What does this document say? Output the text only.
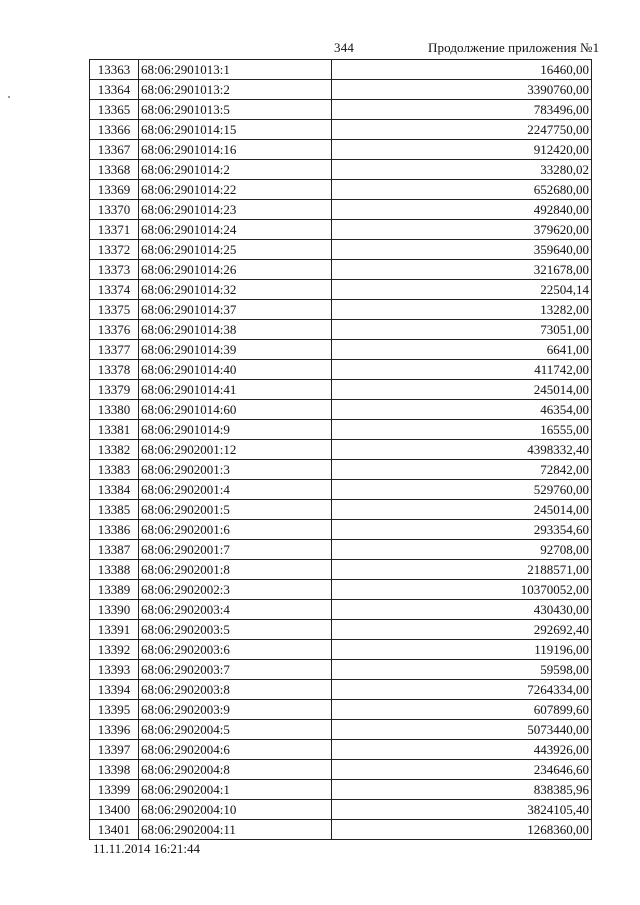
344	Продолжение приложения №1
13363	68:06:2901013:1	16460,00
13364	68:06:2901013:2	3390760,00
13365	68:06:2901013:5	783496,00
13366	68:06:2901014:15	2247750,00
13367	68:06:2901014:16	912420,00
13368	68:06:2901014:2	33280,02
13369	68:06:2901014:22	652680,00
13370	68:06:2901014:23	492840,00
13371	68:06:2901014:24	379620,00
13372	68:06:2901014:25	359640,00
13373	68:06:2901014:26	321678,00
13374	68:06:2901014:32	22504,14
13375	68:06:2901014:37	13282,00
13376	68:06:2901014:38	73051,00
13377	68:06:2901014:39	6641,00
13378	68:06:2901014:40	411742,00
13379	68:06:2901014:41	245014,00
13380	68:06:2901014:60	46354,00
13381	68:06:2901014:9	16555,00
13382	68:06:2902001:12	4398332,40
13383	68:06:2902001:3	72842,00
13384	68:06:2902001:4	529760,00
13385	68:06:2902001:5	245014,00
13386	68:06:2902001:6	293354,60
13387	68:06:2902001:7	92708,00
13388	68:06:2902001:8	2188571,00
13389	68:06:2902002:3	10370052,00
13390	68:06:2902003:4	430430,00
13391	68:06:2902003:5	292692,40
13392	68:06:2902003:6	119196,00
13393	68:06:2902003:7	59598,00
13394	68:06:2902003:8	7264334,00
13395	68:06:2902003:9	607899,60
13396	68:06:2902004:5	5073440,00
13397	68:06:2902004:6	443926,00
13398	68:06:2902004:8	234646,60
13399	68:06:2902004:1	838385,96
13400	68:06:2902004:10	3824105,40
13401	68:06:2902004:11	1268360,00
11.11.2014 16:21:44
* * *
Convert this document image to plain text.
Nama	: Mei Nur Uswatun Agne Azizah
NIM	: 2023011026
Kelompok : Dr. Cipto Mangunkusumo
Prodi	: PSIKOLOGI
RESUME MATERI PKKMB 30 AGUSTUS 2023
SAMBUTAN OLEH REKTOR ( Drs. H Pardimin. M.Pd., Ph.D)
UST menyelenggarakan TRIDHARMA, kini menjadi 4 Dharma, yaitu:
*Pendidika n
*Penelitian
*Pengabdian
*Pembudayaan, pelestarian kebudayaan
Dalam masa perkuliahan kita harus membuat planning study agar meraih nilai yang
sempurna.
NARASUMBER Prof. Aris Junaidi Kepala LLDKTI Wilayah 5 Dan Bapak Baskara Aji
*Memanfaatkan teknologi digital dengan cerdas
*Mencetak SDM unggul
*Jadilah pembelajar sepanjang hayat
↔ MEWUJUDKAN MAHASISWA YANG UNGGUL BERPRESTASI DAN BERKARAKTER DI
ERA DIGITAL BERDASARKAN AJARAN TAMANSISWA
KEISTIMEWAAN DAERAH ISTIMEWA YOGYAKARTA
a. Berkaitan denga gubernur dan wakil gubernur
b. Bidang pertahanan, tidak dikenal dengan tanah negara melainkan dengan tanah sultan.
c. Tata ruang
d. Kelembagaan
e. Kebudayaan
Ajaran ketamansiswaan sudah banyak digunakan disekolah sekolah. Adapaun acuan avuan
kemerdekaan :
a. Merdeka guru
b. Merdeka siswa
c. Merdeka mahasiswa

EXERCISE INSTRUCTIONS:
Select from the material above each line in which the string "dengan" appears, and list those lines.

OUTPUT OF THE TASK:
*Memanfaatkan teknologi digital dengan cerdas
b. Bidang pertahanan, tidak dikenal dengan tanah negara melainkan dengan tanah sultan.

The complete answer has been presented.